#### [Supplied entries]
○ ○ ○ ○ ○

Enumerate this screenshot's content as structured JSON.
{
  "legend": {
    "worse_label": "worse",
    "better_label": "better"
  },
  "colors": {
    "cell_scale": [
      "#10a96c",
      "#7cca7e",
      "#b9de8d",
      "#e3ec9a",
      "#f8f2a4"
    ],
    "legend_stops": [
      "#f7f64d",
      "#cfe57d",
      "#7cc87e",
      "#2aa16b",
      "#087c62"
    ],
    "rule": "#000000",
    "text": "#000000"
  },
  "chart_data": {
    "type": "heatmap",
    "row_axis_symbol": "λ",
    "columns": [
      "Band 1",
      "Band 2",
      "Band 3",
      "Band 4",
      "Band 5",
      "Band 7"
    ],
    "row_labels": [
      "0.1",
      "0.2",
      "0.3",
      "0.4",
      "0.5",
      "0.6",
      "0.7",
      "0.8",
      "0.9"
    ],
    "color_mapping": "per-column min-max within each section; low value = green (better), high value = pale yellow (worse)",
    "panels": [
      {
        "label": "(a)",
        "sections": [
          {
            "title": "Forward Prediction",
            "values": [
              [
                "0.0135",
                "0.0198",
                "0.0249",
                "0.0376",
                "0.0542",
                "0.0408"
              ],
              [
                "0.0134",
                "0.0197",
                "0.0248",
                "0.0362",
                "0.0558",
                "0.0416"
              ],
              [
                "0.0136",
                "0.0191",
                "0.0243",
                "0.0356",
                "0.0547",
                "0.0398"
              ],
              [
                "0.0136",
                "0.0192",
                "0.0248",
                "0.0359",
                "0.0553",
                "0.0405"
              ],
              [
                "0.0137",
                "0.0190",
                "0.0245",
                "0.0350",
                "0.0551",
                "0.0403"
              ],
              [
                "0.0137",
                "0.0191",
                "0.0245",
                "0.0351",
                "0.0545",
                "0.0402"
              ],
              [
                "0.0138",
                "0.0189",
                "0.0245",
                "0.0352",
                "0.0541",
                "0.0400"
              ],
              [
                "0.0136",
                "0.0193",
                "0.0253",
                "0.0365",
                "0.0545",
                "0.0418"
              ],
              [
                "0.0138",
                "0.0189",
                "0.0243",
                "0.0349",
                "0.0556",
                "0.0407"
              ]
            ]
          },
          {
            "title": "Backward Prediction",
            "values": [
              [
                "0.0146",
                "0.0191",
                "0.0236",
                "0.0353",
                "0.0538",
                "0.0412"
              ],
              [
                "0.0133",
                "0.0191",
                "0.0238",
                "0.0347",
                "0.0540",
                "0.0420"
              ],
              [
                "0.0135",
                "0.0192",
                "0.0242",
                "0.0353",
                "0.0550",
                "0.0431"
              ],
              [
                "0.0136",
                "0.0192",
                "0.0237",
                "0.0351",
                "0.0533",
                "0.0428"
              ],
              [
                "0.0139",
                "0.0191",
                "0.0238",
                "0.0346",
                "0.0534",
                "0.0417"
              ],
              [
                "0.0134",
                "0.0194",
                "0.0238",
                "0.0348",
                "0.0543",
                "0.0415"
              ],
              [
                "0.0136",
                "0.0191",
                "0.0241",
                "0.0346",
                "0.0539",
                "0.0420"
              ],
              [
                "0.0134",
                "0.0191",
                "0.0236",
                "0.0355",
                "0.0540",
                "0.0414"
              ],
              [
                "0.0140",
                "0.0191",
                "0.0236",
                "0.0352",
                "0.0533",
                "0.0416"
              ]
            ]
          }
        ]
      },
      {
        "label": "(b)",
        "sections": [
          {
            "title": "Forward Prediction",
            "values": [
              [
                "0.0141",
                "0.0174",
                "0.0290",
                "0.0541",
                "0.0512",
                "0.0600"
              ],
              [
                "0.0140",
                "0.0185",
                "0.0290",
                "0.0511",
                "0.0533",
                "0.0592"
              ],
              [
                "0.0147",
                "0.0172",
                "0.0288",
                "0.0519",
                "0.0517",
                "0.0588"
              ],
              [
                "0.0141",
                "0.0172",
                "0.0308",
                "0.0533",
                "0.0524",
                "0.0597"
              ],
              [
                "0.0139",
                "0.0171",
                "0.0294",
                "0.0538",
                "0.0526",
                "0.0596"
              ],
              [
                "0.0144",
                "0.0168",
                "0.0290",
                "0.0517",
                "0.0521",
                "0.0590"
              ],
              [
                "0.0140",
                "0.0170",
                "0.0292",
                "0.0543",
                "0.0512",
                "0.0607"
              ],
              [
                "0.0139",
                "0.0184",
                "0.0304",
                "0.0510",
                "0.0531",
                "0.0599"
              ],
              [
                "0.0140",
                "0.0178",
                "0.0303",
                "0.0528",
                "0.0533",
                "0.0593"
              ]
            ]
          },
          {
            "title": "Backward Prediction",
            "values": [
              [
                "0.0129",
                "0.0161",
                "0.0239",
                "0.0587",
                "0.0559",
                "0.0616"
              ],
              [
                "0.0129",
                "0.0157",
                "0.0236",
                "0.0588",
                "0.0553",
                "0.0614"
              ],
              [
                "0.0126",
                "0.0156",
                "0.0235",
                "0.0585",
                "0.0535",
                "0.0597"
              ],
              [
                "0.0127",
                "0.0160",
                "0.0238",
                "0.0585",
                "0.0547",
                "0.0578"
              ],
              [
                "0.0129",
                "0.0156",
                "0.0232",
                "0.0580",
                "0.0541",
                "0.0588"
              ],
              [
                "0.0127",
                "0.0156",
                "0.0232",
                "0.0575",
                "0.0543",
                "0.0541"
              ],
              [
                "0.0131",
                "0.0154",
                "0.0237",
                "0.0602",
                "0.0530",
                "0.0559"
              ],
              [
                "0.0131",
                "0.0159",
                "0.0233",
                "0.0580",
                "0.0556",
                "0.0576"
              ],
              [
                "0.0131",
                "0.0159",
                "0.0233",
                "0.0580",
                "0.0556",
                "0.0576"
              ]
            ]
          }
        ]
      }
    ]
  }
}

○ ○ ○ ○ ○

#### [What to do]
Retype every record above exactly as written.

#### [Exercise response]
Enumerate this screenshot's content as structured JSON.
{
  "legend": {
    "worse_label": "worse",
    "better_label": "better"
  },
  "colors": {
    "cell_scale": [
      "#10a96c",
      "#7cca7e",
      "#b9de8d",
      "#e3ec9a",
      "#f8f2a4"
    ],
    "legend_stops": [
      "#f7f64d",
      "#cfe57d",
      "#7cc87e",
      "#2aa16b",
      "#087c62"
    ],
    "rule": "#000000",
    "text": "#000000"
  },
  "chart_data": {
    "type": "heatmap",
    "row_axis_symbol": "λ",
    "columns": [
      "Band 1",
      "Band 2",
      "Band 3",
      "Band 4",
      "Band 5",
      "Band 7"
    ],
    "row_labels": [
      "0.1",
      "0.2",
      "0.3",
      "0.4",
      "0.5",
      "0.6",
      "0.7",
      "0.8",
      "0.9"
    ],
    "color_mapping": "per-column min-max within each section; low value = green (better), high value = pale yellow (worse)",
    "panels": [
      {
        "label": "(a)",
        "sections": [
          {
            "title": "Forward Prediction",
            "values": [
              [
                "0.0135",
                "0.0198",
                "0.0249",
                "0.0376",
                "0.0542",
                "0.0408"
              ],
              [
                "0.0134",
                "0.0197",
                "0.0248",
                "0.0362",
                "0.0558",
                "0.0416"
              ],
              [
                "0.0136",
                "0.0191",
                "0.0243",
                "0.0356",
                "0.0547",
                "0.0398"
              ],
              [
                "0.0136",
                "0.0192",
                "0.0248",
                "0.0359",
                "0.0553",
                "0.0405"
              ],
              [
                "0.0137",
                "0.0190",
                "0.0245",
                "0.0350",
                "0.0551",
                "0.0403"
              ],
              [
                "0.0137",
                "0.0191",
                "0.0245",
                "0.0351",
                "0.0545",
                "0.0402"
              ],
              [
                "0.0138",
                "0.0189",
                "0.0245",
                "0.0352",
                "0.0541",
                "0.0400"
              ],
              [
                "0.0136",
                "0.0193",
                "0.0253",
                "0.0365",
                "0.0545",
                "0.0418"
              ],
              [
                "0.0138",
                "0.0189",
                "0.0243",
                "0.0349",
                "0.0556",
                "0.0407"
              ]
            ]
          },
          {
            "title": "Backward Prediction",
            "values": [
              [
                "0.0146",
                "0.0191",
                "0.0236",
                "0.0353",
                "0.0538",
                "0.0412"
              ],
              [
                "0.0133",
                "0.0191",
                "0.0238",
                "0.0347",
                "0.0540",
                "0.0420"
              ],
              [
                "0.0135",
                "0.0192",
                "0.0242",
                "0.0353",
                "0.0550",
                "0.0431"
              ],
              [
                "0.0136",
                "0.0192",
                "0.0237",
                "0.0351",
                "0.0533",
                "0.0428"
              ],
              [
                "0.0139",
                "0.0191",
                "0.0238",
                "0.0346",
                "0.0534",
                "0.0417"
              ],
              [
                "0.0134",
                "0.0194",
                "0.0238",
                "0.0348",
                "0.0543",
                "0.0415"
              ],
              [
                "0.0136",
                "0.0191",
                "0.0241",
                "0.0346",
                "0.0539",
                "0.0420"
              ],
              [
                "0.0134",
                "0.0191",
                "0.0236",
                "0.0355",
                "0.0540",
                "0.0414"
              ],
              [
                "0.0140",
                "0.0191",
                "0.0236",
                "0.0352",
                "0.0533",
                "0.0416"
              ]
            ]
          }
        ]
      },
      {
        "label": "(b)",
        "sections": [
          {
            "title": "Forward Prediction",
            "values": [
              [
                "0.0141",
                "0.0174",
                "0.0290",
                "0.0541",
                "0.0512",
                "0.0600"
              ],
              [
                "0.0140",
                "0.0185",
                "0.0290",
                "0.0511",
                "0.0533",
                "0.0592"
              ],
              [
                "0.0147",
                "0.0172",
                "0.0288",
                "0.0519",
                "0.0517",
                "0.0588"
              ],
              [
                "0.0141",
                "0.0172",
                "0.0308",
                "0.0533",
                "0.0524",
                "0.0597"
              ],
              [
                "0.0139",
                "0.0171",
                "0.0294",
                "0.0538",
                "0.0526",
                "0.0596"
              ],
              [
                "0.0144",
                "0.0168",
                "0.0290",
                "0.0517",
                "0.0521",
                "0.0590"
              ],
              [
                "0.0140",
                "0.0170",
                "0.0292",
                "0.0543",
                "0.0512",
                "0.0607"
              ],
              [
                "0.0139",
                "0.0184",
                "0.0304",
                "0.0510",
                "0.0531",
                "0.0599"
              ],
              [
                "0.0140",
                "0.0178",
                "0.0303",
                "0.0528",
                "0.0533",
                "0.0593"
              ]
            ]
          },
          {
            "title": "Backward Prediction",
            "values": [
              [
                "0.0129",
                "0.0161",
                "0.0239",
                "0.0587",
                "0.0559",
                "0.0616"
              ],
              [
                "0.0129",
                "0.0157",
                "0.0236",
                "0.0588",
                "0.0553",
                "0.0614"
              ],
              [
                "0.0126",
                "0.0156",
                "0.0235",
                "0.0585",
                "0.0535",
                "0.0597"
              ],
              [
                "0.0127",
                "0.0160",
                "0.0238",
                "0.0585",
                "0.0547",
                "0.0578"
              ],
              [
                "0.0129",
                "0.0156",
                "0.0232",
                "0.0580",
                "0.0541",
                "0.0588"
              ],
              [
                "0.0127",
                "0.0156",
                "0.0232",
                "0.0575",
                "0.0543",
                "0.0541"
              ],
              [
                "0.0131",
                "0.0154",
                "0.0237",
                "0.0602",
                "0.0530",
                "0.0559"
              ],
              [
                "0.0131",
                "0.0159",
                "0.0233",
                "0.0580",
                "0.0556",
                "0.0576"
              ],
              [
                "0.0131",
                "0.0159",
                "0.0233",
                "0.0580",
                "0.0556",
                "0.0576"
              ]
            ]
          }
        ]
      }
    ]
  }
}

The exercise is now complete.